Restate the full listing word for word and leave the pictures out.

[Items from a data source]
***
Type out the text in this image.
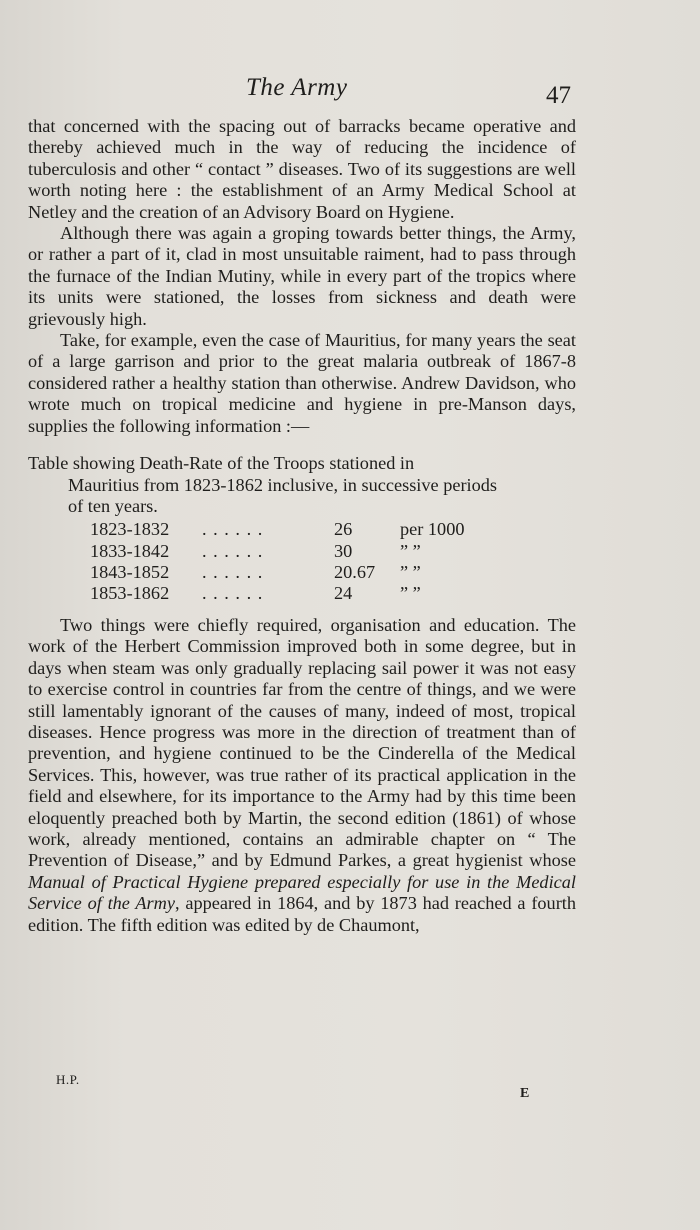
The Army	47

that concerned with the spacing out of barracks became operative and thereby achieved much in the way of reducing the incidence of tuberculosis and other “ contact ” diseases. Two of its suggestions are well worth noting here : the establishment of an Army Medical School at Netley and the creation of an Advisory Board on Hygiene.

Although there was again a groping towards better things, the Army, or rather a part of it, clad in most unsuitable raiment, had to pass through the furnace of the Indian Mutiny, while in every part of the tropics where its units were stationed, the losses from sickness and death were grievously high.

Take, for example, even the case of Mauritius, for many years the seat of a large garrison and prior to the great malaria outbreak of 1867-8 considered rather a healthy station than otherwise. Andrew Davidson, who wrote much on tropical medicine and hygiene in pre-Manson days, supplies the following information :—

Table showing Death-Rate of the Troops stationed in
Mauritius from 1823-1862 inclusive, in successive periods
of ten years.

1823-1832	. . . . . .	26	per 1000
1833-1842	. . . . . .	30	” ”
1843-1852	. . . . . .	20.67	” ”
1853-1862	. . . . . .	24	” ”

Two things were chiefly required, organisation and education. The work of the Herbert Commission improved both in some degree, but in days when steam was only gradually replacing sail power it was not easy to exercise control in countries far from the centre of things, and we were still lamentably ignorant of the causes of many, indeed of most, tropical diseases. Hence progress was more in the direction of treatment than of prevention, and hygiene continued to be the Cinderella of the Medical Services. This, however, was true rather of its practical application in the field and elsewhere, for its importance to the Army had by this time been eloquently preached both by Martin, the second edition (1861) of whose work, already mentioned, contains an admirable chapter on “ The Prevention of Disease,” and by Edmund Parkes, a great hygienist whose Manual of Practical Hygiene prepared especially for use in the Medical Service of the Army, appeared in 1864, and by 1873 had reached a fourth edition. The fifth edition was edited by de Chaumont,

H.P.
E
***
- [Exercise output]:
Type out the text in this image.
The Army	47

that concerned with the spacing out of barracks became operative and thereby achieved much in the way of reducing the incidence of tuberculosis and other “ contact ” diseases. Two of its suggestions are well worth noting here : the establishment of an Army Medical School at Netley and the creation of an Advisory Board on Hygiene.

Although there was again a groping towards better things, the Army, or rather a part of it, clad in most unsuitable raiment, had to pass through the furnace of the Indian Mutiny, while in every part of the tropics where its units were stationed, the losses from sickness and death were grievously high.

Take, for example, even the case of Mauritius, for many years the seat of a large garrison and prior to the great malaria outbreak of 1867-8 considered rather a healthy station than otherwise. Andrew Davidson, who wrote much on tropical medicine and hygiene in pre-Manson days, supplies the following information :—

Table showing Death-Rate of the Troops stationed in
Mauritius from 1823-1862 inclusive, in successive periods
of ten years.

1823-1832	. . . . . .	26	per 1000
1833-1842	. . . . . .	30	” ”
1843-1852	. . . . . .	20.67	” ”
1853-1862	. . . . . .	24	” ”

Two things were chiefly required, organisation and education. The work of the Herbert Commission improved both in some degree, but in days when steam was only gradually replacing sail power it was not easy to exercise control in countries far from the centre of things, and we were still lamentably ignorant of the causes of many, indeed of most, tropical diseases. Hence progress was more in the direction of treatment than of prevention, and hygiene continued to be the Cinderella of the Medical Services. This, however, was true rather of its practical application in the field and elsewhere, for its importance to the Army had by this time been eloquently preached both by Martin, the second edition (1861) of whose work, already mentioned, contains an admirable chapter on “ The Prevention of Disease,” and by Edmund Parkes, a great hygienist whose Manual of Practical Hygiene prepared especially for use in the Medical Service of the Army, appeared in 1864, and by 1873 had reached a fourth edition. The fifth edition was edited by de Chaumont,

H.P.
E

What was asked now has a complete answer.